[Records excerpted from a collection]
□ □ □ □ □ □ □
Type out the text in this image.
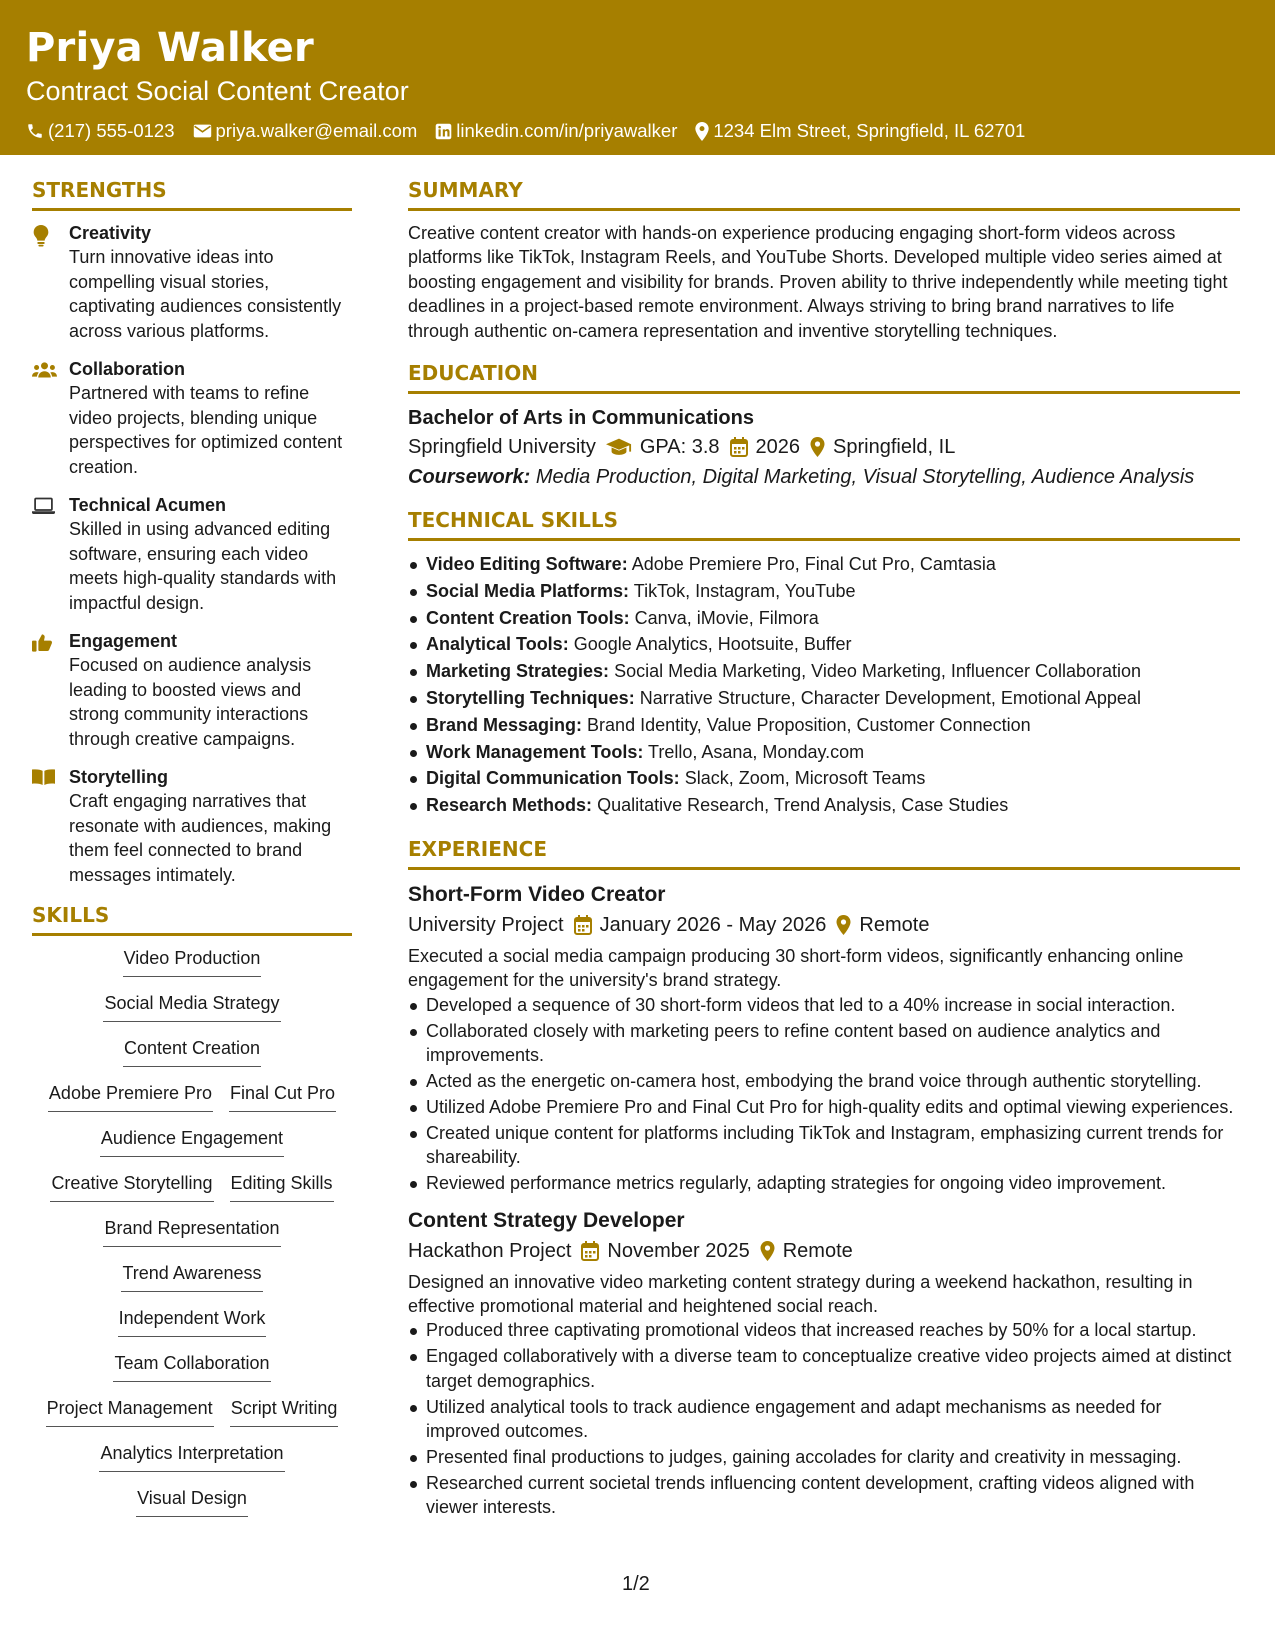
Priya Walker
Contract Social Content Creator
(217) 555-0123 priya.walker@email.com linkedin.com/in/priyawalker 1234 Elm Street, Springfield, IL 62701
STRENGTHS
Creativity
Turn innovative ideas into compelling visual stories, captivating audiences consistently across various platforms.
Collaboration
Partnered with teams to refine video projects, blending unique perspectives for optimized content creation.
Technical Acumen
Skilled in using advanced editing software, ensuring each video meets high-quality standards with impactful design.
Engagement
Focused on audience analysis leading to boosted views and strong community interactions through creative campaigns.
Storytelling
Craft engaging narratives that resonate with audiences, making them feel connected to brand messages intimately.
SKILLS
Video Production
Social Media Strategy
Content Creation
Adobe Premiere Pro Final Cut Pro
Audience Engagement
Creative Storytelling Editing Skills
Brand Representation
Trend Awareness
Independent Work
Team Collaboration
Project Management Script Writing
Analytics Interpretation
Visual Design
SUMMARY
Creative content creator with hands-on experience producing engaging short-form videos across platforms like TikTok, Instagram Reels, and YouTube Shorts. Developed multiple video series aimed at boosting engagement and visibility for brands. Proven ability to thrive independently while meeting tight deadlines in a project-based remote environment. Always striving to bring brand narratives to life through authentic on-camera representation and inventive storytelling techniques.
EDUCATION
Bachelor of Arts in Communications
Springfield University GPA: 3.8 2026 Springfield, IL
Coursework: Media Production, Digital Marketing, Visual Storytelling, Audience Analysis
TECHNICAL SKILLS
Video Editing Software: Adobe Premiere Pro, Final Cut Pro, Camtasia
Social Media Platforms: TikTok, Instagram, YouTube
Content Creation Tools: Canva, iMovie, Filmora
Analytical Tools: Google Analytics, Hootsuite, Buffer
Marketing Strategies: Social Media Marketing, Video Marketing, Influencer Collaboration
Storytelling Techniques: Narrative Structure, Character Development, Emotional Appeal
Brand Messaging: Brand Identity, Value Proposition, Customer Connection
Work Management Tools: Trello, Asana, Monday.com
Digital Communication Tools: Slack, Zoom, Microsoft Teams
Research Methods: Qualitative Research, Trend Analysis, Case Studies
EXPERIENCE
Short-Form Video Creator
University Project January 2026 - May 2026 Remote
Executed a social media campaign producing 30 short-form videos, significantly enhancing online engagement for the university's brand strategy.
Developed a sequence of 30 short-form videos that led to a 40% increase in social interaction.
Collaborated closely with marketing peers to refine content based on audience analytics and improvements.
Acted as the energetic on-camera host, embodying the brand voice through authentic storytelling.
Utilized Adobe Premiere Pro and Final Cut Pro for high-quality edits and optimal viewing experiences.
Created unique content for platforms including TikTok and Instagram, emphasizing current trends for shareability.
Reviewed performance metrics regularly, adapting strategies for ongoing video improvement.
Content Strategy Developer
Hackathon Project November 2025 Remote
Designed an innovative video marketing content strategy during a weekend hackathon, resulting in effective promotional material and heightened social reach.
Produced three captivating promotional videos that increased reaches by 50% for a local startup.
Engaged collaboratively with a diverse team to conceptualize creative video projects aimed at distinct target demographics.
Utilized analytical tools to track audience engagement and adapt mechanisms as needed for improved outcomes.
Presented final productions to judges, gaining accolades for clarity and creativity in messaging.
Researched current societal trends influencing content development, crafting videos aligned with viewer interests.
1/2
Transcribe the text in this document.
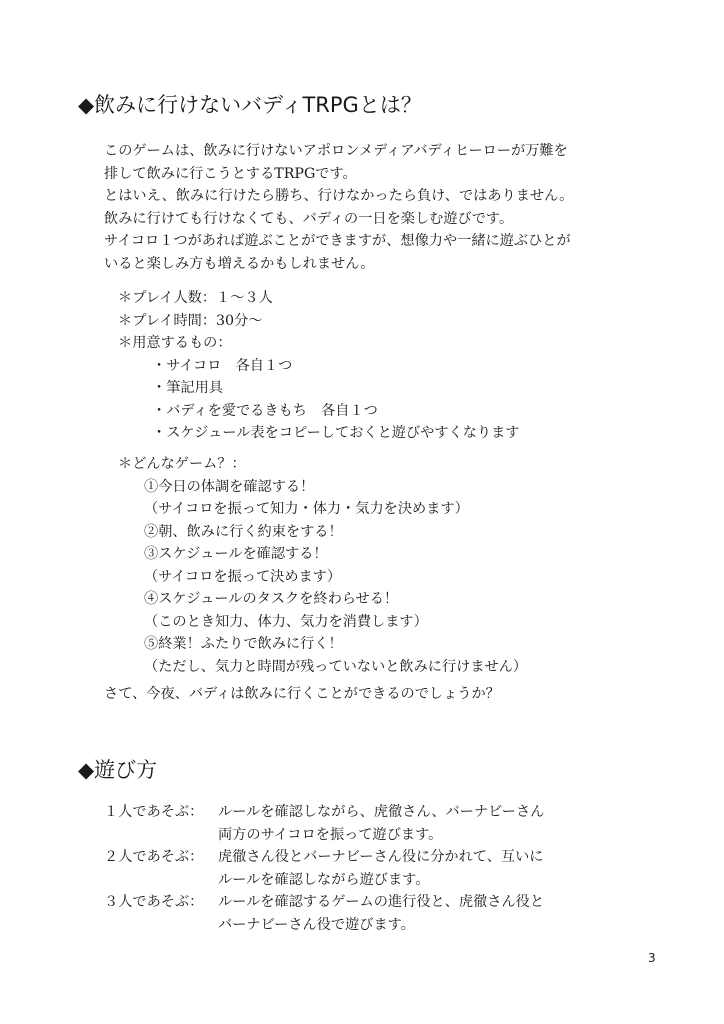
◆飲みに行けないバディTRPGとは？

このゲームは、飲みに行けないアポロンメディアバディヒーローが万難を

排して飲みに行こうとするTRPGです。

とはいえ、飲みに行けたら勝ち、行けなかったら負け、ではありません。

飲みに行けても行けなくても、バディの一日を楽しむ遊びです。

サイコロ１つがあれば遊ぶことができますが、想像力や一緒に遊ぶひとが

いると楽しみ方も増えるかもしれません。

＊プレイ人数：１～３人
＊プレイ時間：30分～
＊用意するもの：
・サイコロ　各自１つ
・筆記用具
・バディを愛でるきもち　各自１つ
・スケジュール表をコピーしておくと遊びやすくなります
＊どんなゲーム？：
①今日の体調を確認する！
（サイコロを振って知力・体力・気力を決めます）
②朝、飲みに行く約束をする！
③スケジュールを確認する！
（サイコロを振って決めます）
④スケジュールのタスクを終わらせる！
（このとき知力、体力、気力を消費します）
⑤終業！ふたりで飲みに行く！
（ただし、気力と時間が残っていないと飲みに行けません）
さて、今夜、バディは飲みに行くことができるのでしょうか？
◆遊び方
１人であそぶ：	ルールを確認しながら、虎徹さん、バーナビーさん
両方のサイコロを振って遊びます。
２人であそぶ：	虎徹さん役とバーナビーさん役に分かれて、互いに
ルールを確認しながら遊びます。
３人であそぶ：	ルールを確認するゲームの進行役と、虎徹さん役と
バーナビーさん役で遊びます。
3
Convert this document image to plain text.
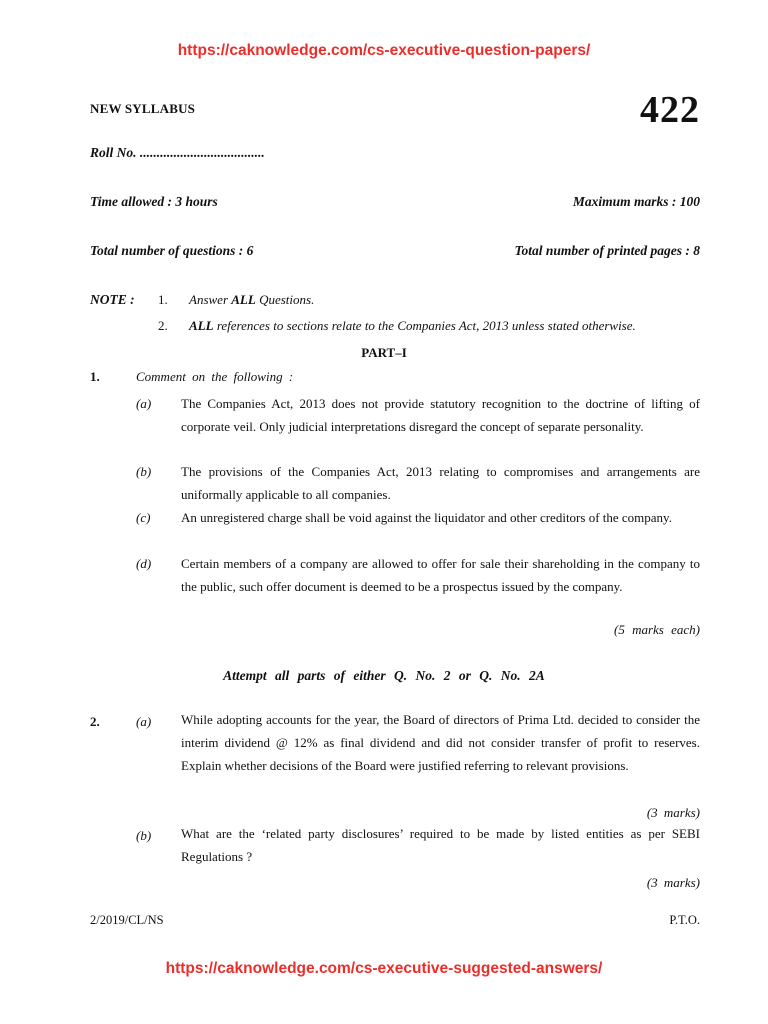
https://caknowledge.com/cs-executive-question-papers/
NEW SYLLABUS	422
Roll No. .....................................
Time allowed : 3 hours	Maximum marks : 100
Total number of questions : 6	Total number of printed pages : 8
NOTE : 1. Answer ALL Questions.
2. ALL references to sections relate to the Companies Act, 2013 unless stated otherwise.
PART–I
1.	Comment on the following :
(a) The Companies Act, 2013 does not provide statutory recognition to the doctrine of lifting of corporate veil. Only judicial interpretations disregard the concept of separate personality.
(b) The provisions of the Companies Act, 2013 relating to compromises and arrangements are uniformally applicable to all companies.
(c) An unregistered charge shall be void against the liquidator and other creditors of the company.
(d) Certain members of a company are allowed to offer for sale their shareholding in the company to the public, such offer document is deemed to be a prospectus issued by the company.
(5 marks each)
Attempt all parts of either Q. No. 2 or Q. No. 2A
2.	(a) While adopting accounts for the year, the Board of directors of Prima Ltd. decided to consider the interim dividend @ 12% as final dividend and did not consider transfer of profit to reserves. Explain whether decisions of the Board were justified referring to relevant provisions.
(3 marks)
(b) What are the ‘related party disclosures’ required to be made by listed entities as per SEBI Regulations ?
(3 marks)
2/2019/CL/NS	P.T.O.
https://caknowledge.com/cs-executive-suggested-answers/
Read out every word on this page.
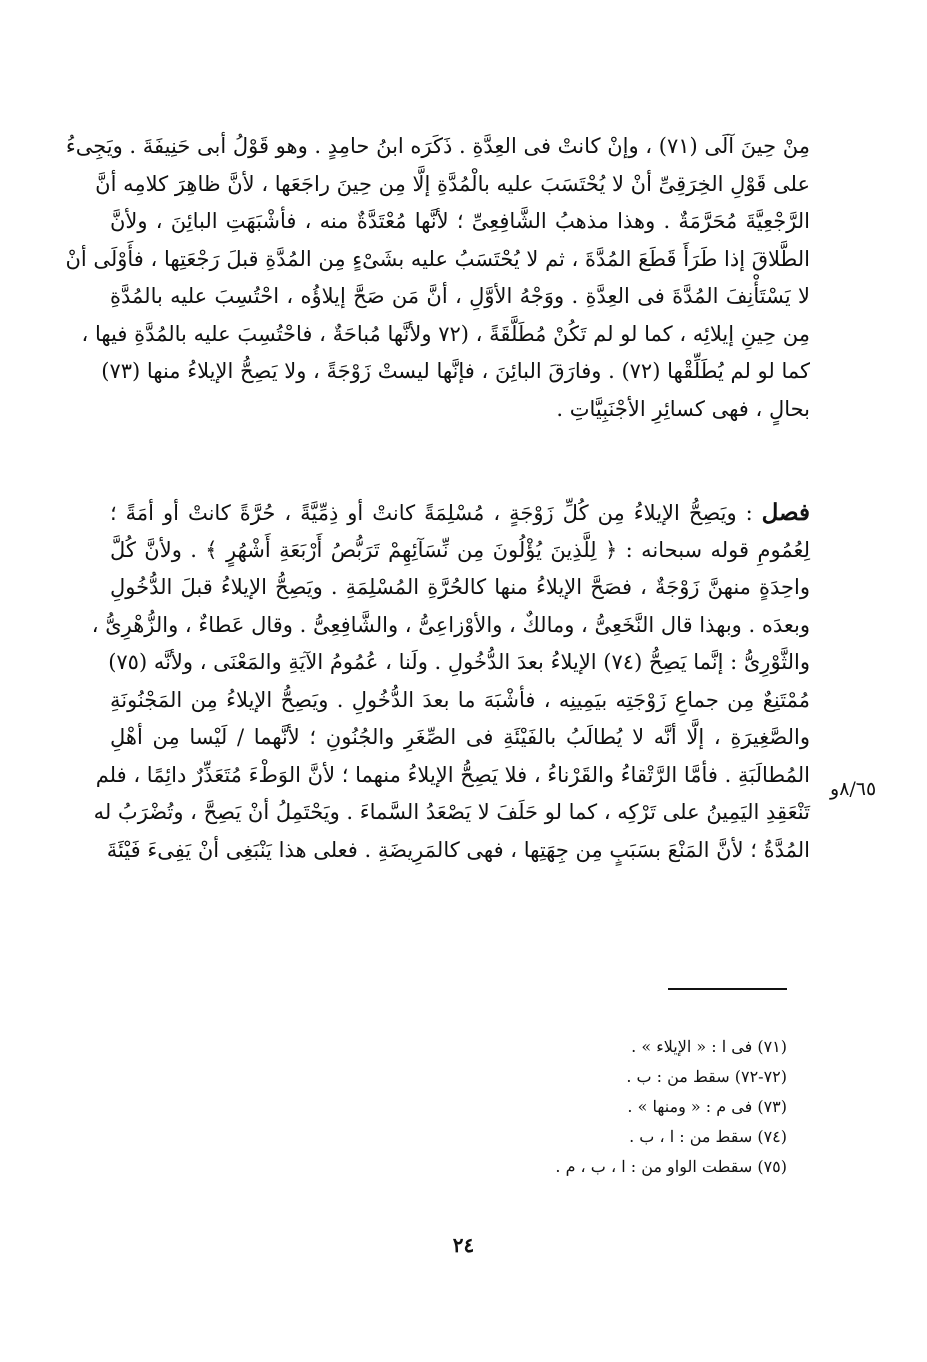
مِنْ حِينَ آلَى (٧١) ، وإنْ كانتْ فى العِدَّةِ . ذَكَرَه ابنُ حامِدٍ . وهو قَوْلُ أبى حَنِيفَةَ . ويَجِىءُ
على قَوْلِ الخِرَقِىِّ أنْ لا يُحْتَسَبَ عليه بالْمُدَّةِ إلَّا مِن حِينَ راجَعَها ، لأنَّ ظاهِرَ كلامِه أنَّ
الرَّجْعِيَّةَ مُحَرَّمَةٌ . وهذا مذهبُ الشَّافِعِىِّ ؛ لأنَّها مُعْتَدَّةٌ منه ، فأشْبَهَتِ البائِنَ ، ولأنَّ
الطَّلاقَ إذا طَرَأَ قَطَعَ المُدَّةَ ، ثم لا يُحْتَسَبُ عليه بشَىْءٍ مِن المُدَّةِ قبلَ رَجْعَتِها ، فأَوْلَى أنْ
لا يَسْتَأْنِفَ المُدَّةَ فى العِدَّةِ . ووَجْهُ الأوَّلِ ، أنَّ مَن صَحَّ إيلاؤُه ، احْتُسِبَ عليه بالمُدَّةِ
مِن حِينِ إيلائِه ، كما لو لم تَكُنْ مُطَلَّقَةً ، (٧٢ ولأنَّها مُباحَةٌ ، فاحْتُسِبَ عليه بالمُدَّةِ فيها ،
كما لو لم يُطَلِّقْها (٧٢) . وفارَقَ البائِنَ ، فإنَّها ليستْ زَوْجَةً ، ولا يَصِحُّ الإيلاءُ منها (٧٣)
بحالٍ ، فهى كسائِرِ الأجْنَبِيَّاتِ .
فصل : ويَصِحُّ الإيلاءُ مِن كُلِّ زَوْجَةٍ ، مُسْلِمَةً كانتْ أو ذِمِّيَّةً ، حُرَّةً كانتْ أو أمَةً ؛
لِعُمُومِ قوله سبحانه : ﴿ لِلَّذِينَ يُؤْلُونَ مِن نِّسَآئِهِمْ تَرَبُّصُ أَرْبَعَةِ أَشْهُرٍ ﴾ . ولأنَّ كُلَّ
واحِدَةٍ منهنَّ زَوْجَةٌ ، فصَحَّ الإيلاءُ منها كالحُرَّةِ المُسْلِمَةِ . ويَصِحُّ الإيلاءُ قبلَ الدُّخُولِ
وبعدَه . وبهذا قال النَّخَعِىُّ ، ومالكٌ ، والأوْزاعِىُّ ، والشَّافِعِىُّ . وقال عَطاءٌ ، والزُّهْرِىُّ ،
والثَّوْرِىُّ : إنَّما يَصِحُّ (٧٤) الإيلاءُ بعدَ الدُّخُولِ . ولَنا ، عُمُومُ الآيَةِ والمَعْنَى ، ولأنَّه (٧٥)
مُمْتَنِعٌ مِن جماعِ زَوْجَتِه بيَمِينِه ، فأشْبَهَ ما بعدَ الدُّخُولِ . ويَصِحُّ الإيلاءُ مِن المَجْنُونَةِ
والصَّغِيرَةِ ، إلَّا أنَّه لا يُطالَبُ بالفَيْئَةِ فى الصِّغَرِ والجُنُونِ ؛ لأنَّهما / لَيْسا مِن أهْلِ
المُطالَبَةِ . فأمَّا الرَّتْقاءُ والقَرْناءُ ، فلا يَصِحُّ الإيلاءُ منهما ؛ لأنَّ الوَطْءَ مُتَعَذِّرٌ دائِمًا ، فلم
تَنْعَقِدِ اليَمِينُ على تَرْكِه ، كما لو حَلَفَ لا يَصْعَدُ السَّماءَ . ويَحْتَمِلُ أنْ يَصِحَّ ، وتُضْرَبُ له
المُدَّةُ ؛ لأنَّ المَنْعَ بسَبَبٍ مِن جِهَتِها ، فهى كالمَرِيضَةِ . فعلى هذا يَنْبَغِى أنْ يَفِىءَ فَيْئَةَ
٨/٦٥و
(٧١) فى ا : « الإيلاء » .
(٧٢-٧٢) سقط من : ب .
(٧٣) فى م : « ومنها » .
(٧٤) سقط من : ا ، ب .
(٧٥) سقطت الواو من : ا ، ب ، م .
٢٤
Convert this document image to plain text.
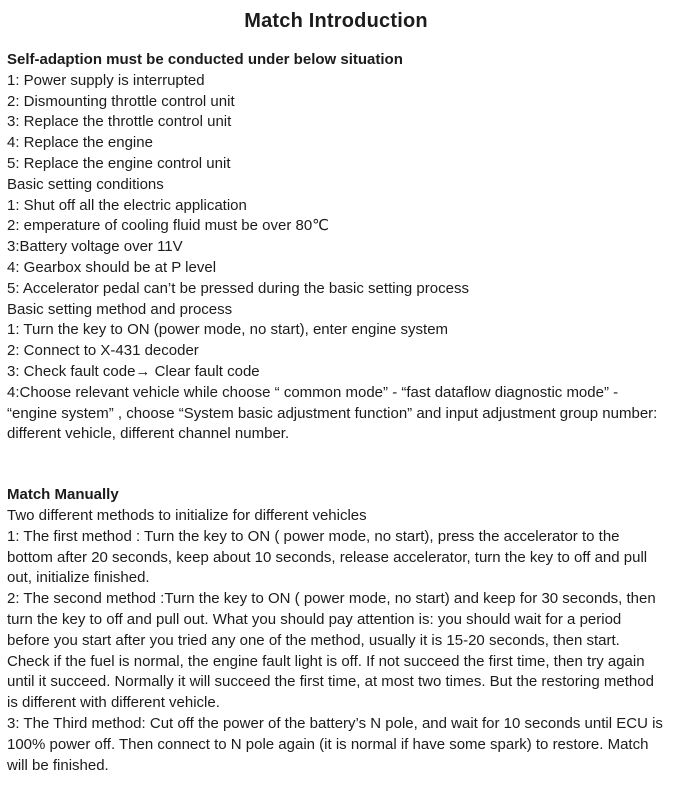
Match Introduction

Self-adaption must be conducted under below situation

1: Power supply is interrupted

2: Dismounting throttle control unit

3: Replace the throttle control unit

4: Replace the engine

5: Replace the engine control unit

Basic setting conditions

1: Shut off all the electric application

2: emperature of cooling fluid must be over 80℃

3:Battery voltage over 11V

4: Gearbox should be at P level

5: Accelerator pedal can’t be pressed during the basic setting process

Basic setting method and process

1: Turn the key to ON (power mode, no start), enter engine system

2: Connect to X-431 decoder

3: Check fault code→ Clear fault code

4:Choose relevant vehicle while choose “ common mode” - “fast dataflow diagnostic mode” - “engine system” , choose “System basic adjustment function” and input adjustment group number: different vehicle, different channel number.

Match Manually

Two different methods to initialize for different vehicles

1: The first method : Turn the key to ON ( power mode, no start), press the accelerator to the bottom after 20 seconds, keep about 10 seconds, release accelerator, turn the key to off and pull out, initialize finished.

2: The second method :Turn the key to ON ( power mode, no start) and keep for 30 seconds, then turn the key to off and pull out. What you should pay attention is: you should wait for a period before you start after you tried any one of the method, usually it is 15-20 seconds, then start. Check if the fuel is normal, the engine fault light is off. If not succeed the first time, then try again until it succeed. Normally it will succeed the first time, at most two times. But the restoring method is different with different vehicle.

3: The Third method: Cut off the power of the battery’s N pole, and wait for 10 seconds until ECU is 100% power off. Then connect to N pole again (it is normal if have some spark) to restore. Match will be finished.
□ □ □ □ □ □ □
◆ Task goal: Find the lines above holding the word "Turn" and show them.

◆ Solution below:
Turn innovative ideas into compelling visual stories, captivating audiences consistently across various platforms.
1: Turn the key to ON (power mode, no start), enter engine system
1: The first method : Turn the key to ON ( power mode, no start), press the accelerator to the bottom after 20 seconds, keep about 10 seconds, release accelerator, turn the key to off and pull out, initialize finished.
2: The second method :Turn the key to ON ( power mode, no start) and keep for 30 seconds, then turn the key to off and pull out. What you should pay attention is: you should wait for a period before you start after you tried any one of the method, usually it is 15-20 seconds, then start. Check if the fuel is normal, the engine fault light is off. If not succeed the first time, then try again until it succeed. Normally it will succeed the first time, at most two times. But the restoring method is different with different vehicle.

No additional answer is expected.